## DIRECTIONS FOR THIS TASK
The listing below must be repeated word for word, with its images excluded.

Data items

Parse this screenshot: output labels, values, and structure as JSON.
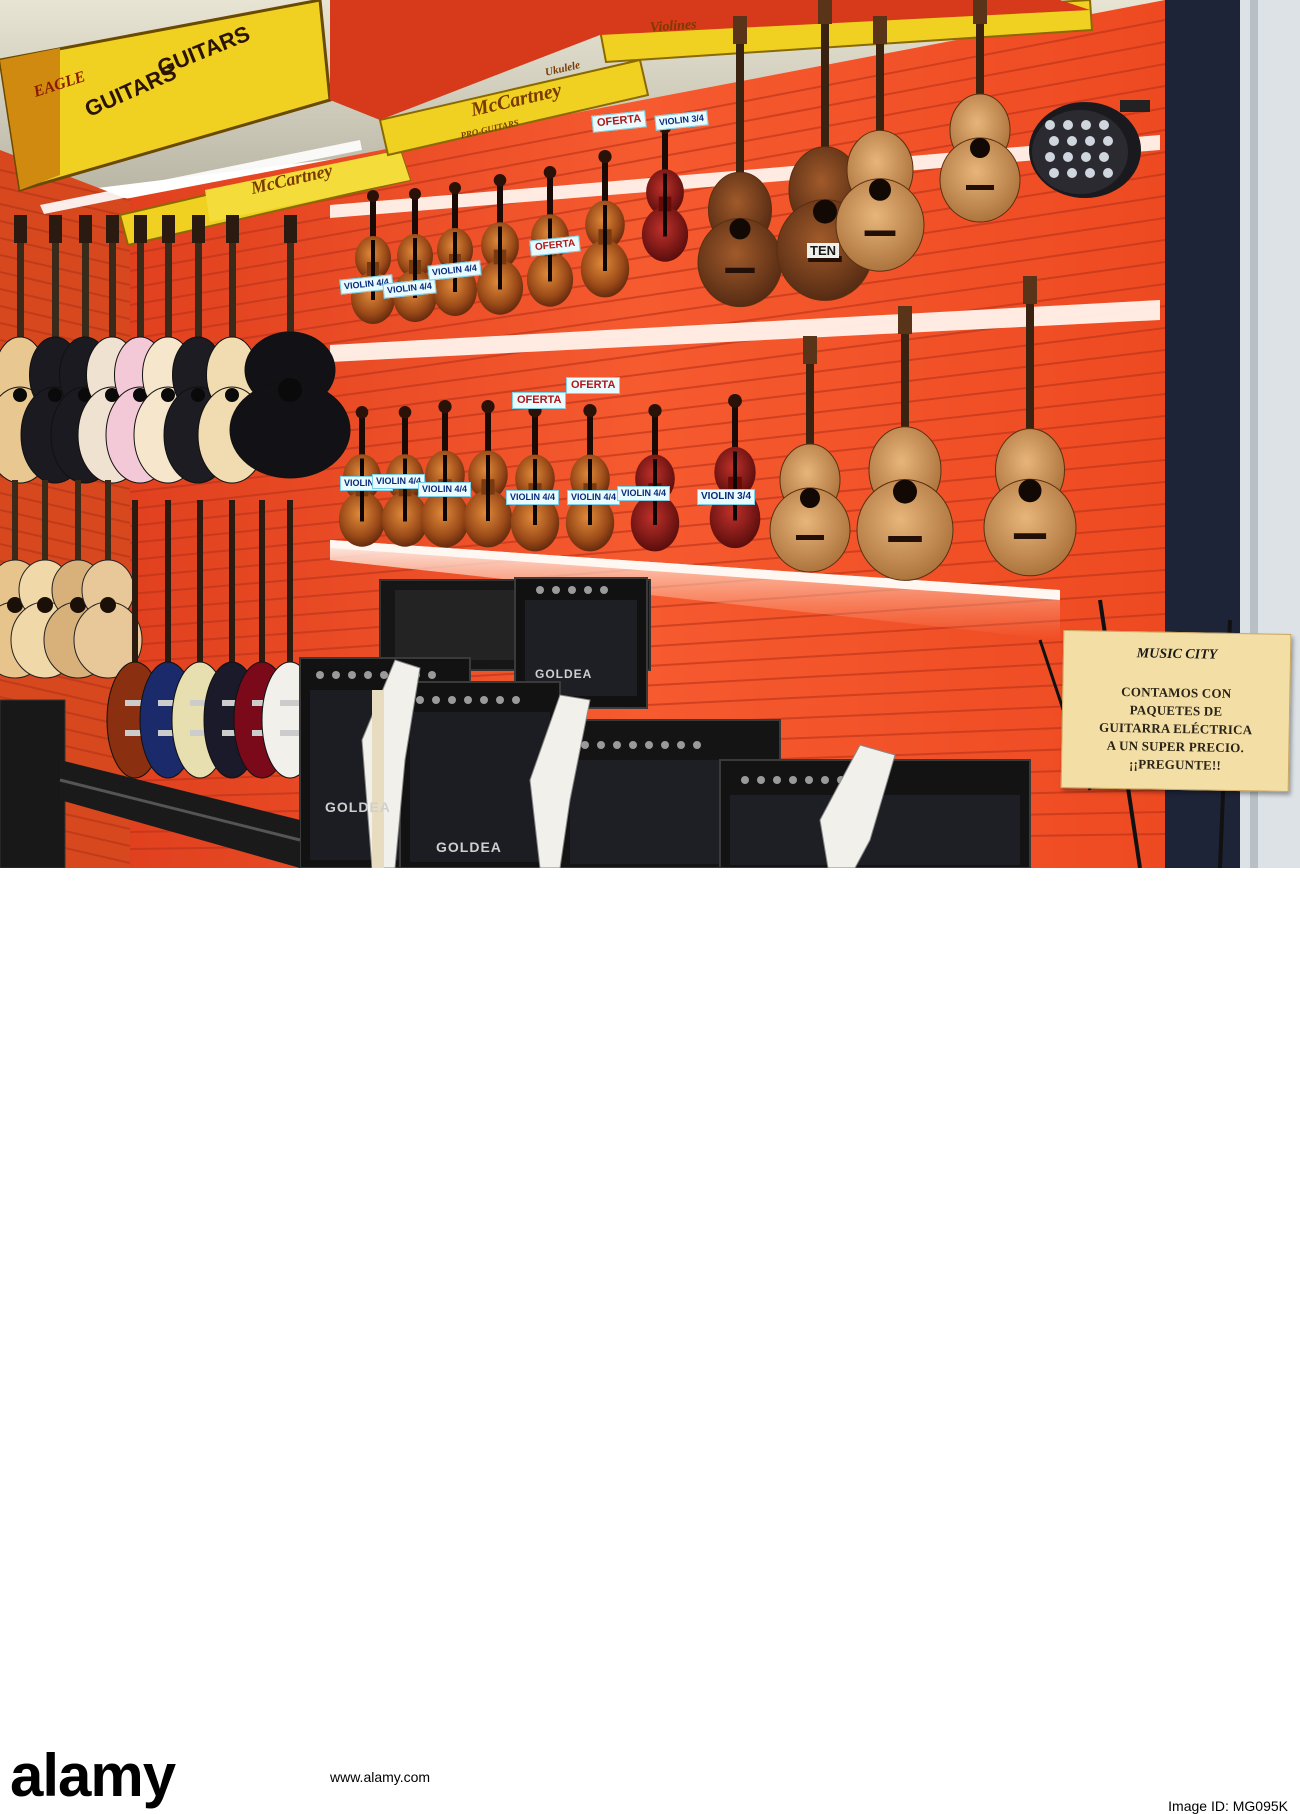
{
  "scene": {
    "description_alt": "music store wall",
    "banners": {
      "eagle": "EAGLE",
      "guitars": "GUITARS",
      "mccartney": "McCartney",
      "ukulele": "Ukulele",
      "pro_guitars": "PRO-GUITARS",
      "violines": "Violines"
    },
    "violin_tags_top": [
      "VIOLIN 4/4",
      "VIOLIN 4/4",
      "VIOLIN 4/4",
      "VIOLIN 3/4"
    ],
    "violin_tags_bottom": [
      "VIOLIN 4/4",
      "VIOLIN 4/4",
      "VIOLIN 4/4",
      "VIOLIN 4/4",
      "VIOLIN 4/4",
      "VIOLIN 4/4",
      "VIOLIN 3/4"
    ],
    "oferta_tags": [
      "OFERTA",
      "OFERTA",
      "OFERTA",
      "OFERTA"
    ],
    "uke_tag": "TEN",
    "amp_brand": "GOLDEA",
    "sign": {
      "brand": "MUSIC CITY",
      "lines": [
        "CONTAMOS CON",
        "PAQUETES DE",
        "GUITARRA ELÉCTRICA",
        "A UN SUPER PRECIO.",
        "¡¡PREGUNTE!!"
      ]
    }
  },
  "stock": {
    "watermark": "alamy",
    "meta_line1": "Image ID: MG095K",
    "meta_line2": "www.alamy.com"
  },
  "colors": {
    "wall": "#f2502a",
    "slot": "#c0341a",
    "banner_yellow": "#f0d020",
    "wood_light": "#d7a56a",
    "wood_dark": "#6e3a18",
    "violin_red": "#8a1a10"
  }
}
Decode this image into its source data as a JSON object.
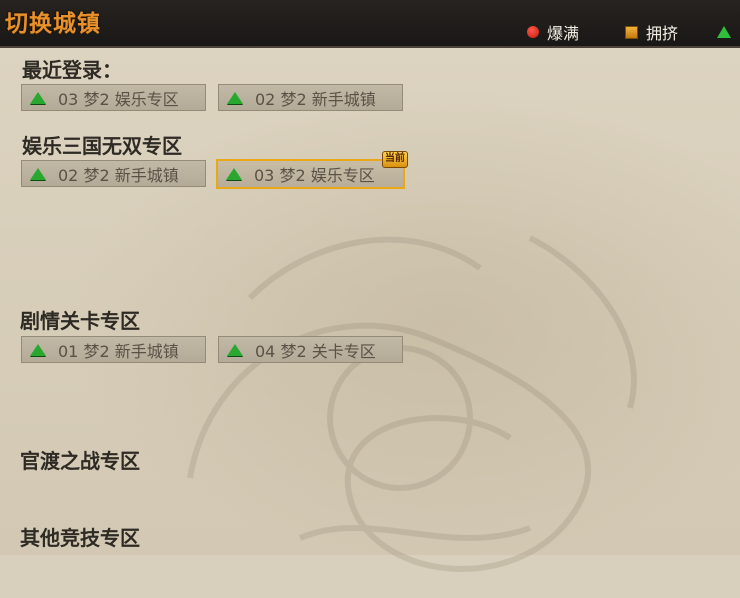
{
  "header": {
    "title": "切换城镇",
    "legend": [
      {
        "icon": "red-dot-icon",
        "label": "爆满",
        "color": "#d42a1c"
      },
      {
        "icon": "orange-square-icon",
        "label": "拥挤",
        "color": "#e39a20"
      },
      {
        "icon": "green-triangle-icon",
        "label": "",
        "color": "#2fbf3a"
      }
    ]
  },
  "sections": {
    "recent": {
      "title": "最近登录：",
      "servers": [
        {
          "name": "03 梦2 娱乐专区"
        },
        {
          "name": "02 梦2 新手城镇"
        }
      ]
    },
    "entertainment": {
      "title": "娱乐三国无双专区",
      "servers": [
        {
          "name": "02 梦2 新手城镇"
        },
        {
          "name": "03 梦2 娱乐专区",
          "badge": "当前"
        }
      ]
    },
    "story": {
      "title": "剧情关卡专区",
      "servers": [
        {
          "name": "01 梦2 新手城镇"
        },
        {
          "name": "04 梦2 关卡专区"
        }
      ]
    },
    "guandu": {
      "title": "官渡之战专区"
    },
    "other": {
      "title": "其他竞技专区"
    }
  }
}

## OUTPUT BELOW
Parse this screenshot: output labels, values, and structure as JSON.
{
  "scene": {
    "description_alt": "music store wall",
    "banners": {
      "eagle": "EAGLE",
      "guitars": "GUITARS",
      "mccartney": "McCartney",
      "ukulele": "Ukulele",
      "pro_guitars": "PRO-GUITARS",
      "violines": "Violines"
    },
    "violin_tags_top": [
      "VIOLIN 4/4",
      "VIOLIN 4/4",
      "VIOLIN 4/4",
      "VIOLIN 3/4"
    ],
    "violin_tags_bottom": [
      "VIOLIN 4/4",
      "VIOLIN 4/4",
      "VIOLIN 4/4",
      "VIOLIN 4/4",
      "VIOLIN 4/4",
      "VIOLIN 4/4",
      "VIOLIN 3/4"
    ],
    "oferta_tags": [
      "OFERTA",
      "OFERTA",
      "OFERTA",
      "OFERTA"
    ],
    "uke_tag": "TEN",
    "amp_brand": "GOLDEA",
    "sign": {
      "brand": "MUSIC CITY",
      "lines": [
        "CONTAMOS CON",
        "PAQUETES DE",
        "GUITARRA ELÉCTRICA",
        "A UN SUPER PRECIO.",
        "¡¡PREGUNTE!!"
      ]
    }
  },
  "stock": {
    "watermark": "alamy",
    "meta_line1": "Image ID: MG095K",
    "meta_line2": "www.alamy.com"
  },
  "colors": {
    "wall": "#f2502a",
    "slot": "#c0341a",
    "banner_yellow": "#f0d020",
    "wood_light": "#d7a56a",
    "wood_dark": "#6e3a18",
    "violin_red": "#8a1a10"
  }
}
Decode this image into its source data as a JSON object.
{
  "header": {
    "title": "切换城镇",
    "legend": [
      {
        "icon": "red-dot-icon",
        "label": "爆满",
        "color": "#d42a1c"
      },
      {
        "icon": "orange-square-icon",
        "label": "拥挤",
        "color": "#e39a20"
      },
      {
        "icon": "green-triangle-icon",
        "label": "",
        "color": "#2fbf3a"
      }
    ]
  },
  "sections": {
    "recent": {
      "title": "最近登录：",
      "servers": [
        {
          "name": "03 梦2 娱乐专区"
        },
        {
          "name": "02 梦2 新手城镇"
        }
      ]
    },
    "entertainment": {
      "title": "娱乐三国无双专区",
      "servers": [
        {
          "name": "02 梦2 新手城镇"
        },
        {
          "name": "03 梦2 娱乐专区",
          "badge": "当前"
        }
      ]
    },
    "story": {
      "title": "剧情关卡专区",
      "servers": [
        {
          "name": "01 梦2 新手城镇"
        },
        {
          "name": "04 梦2 关卡专区"
        }
      ]
    },
    "guandu": {
      "title": "官渡之战专区"
    },
    "other": {
      "title": "其他竞技专区"
    }
  }
}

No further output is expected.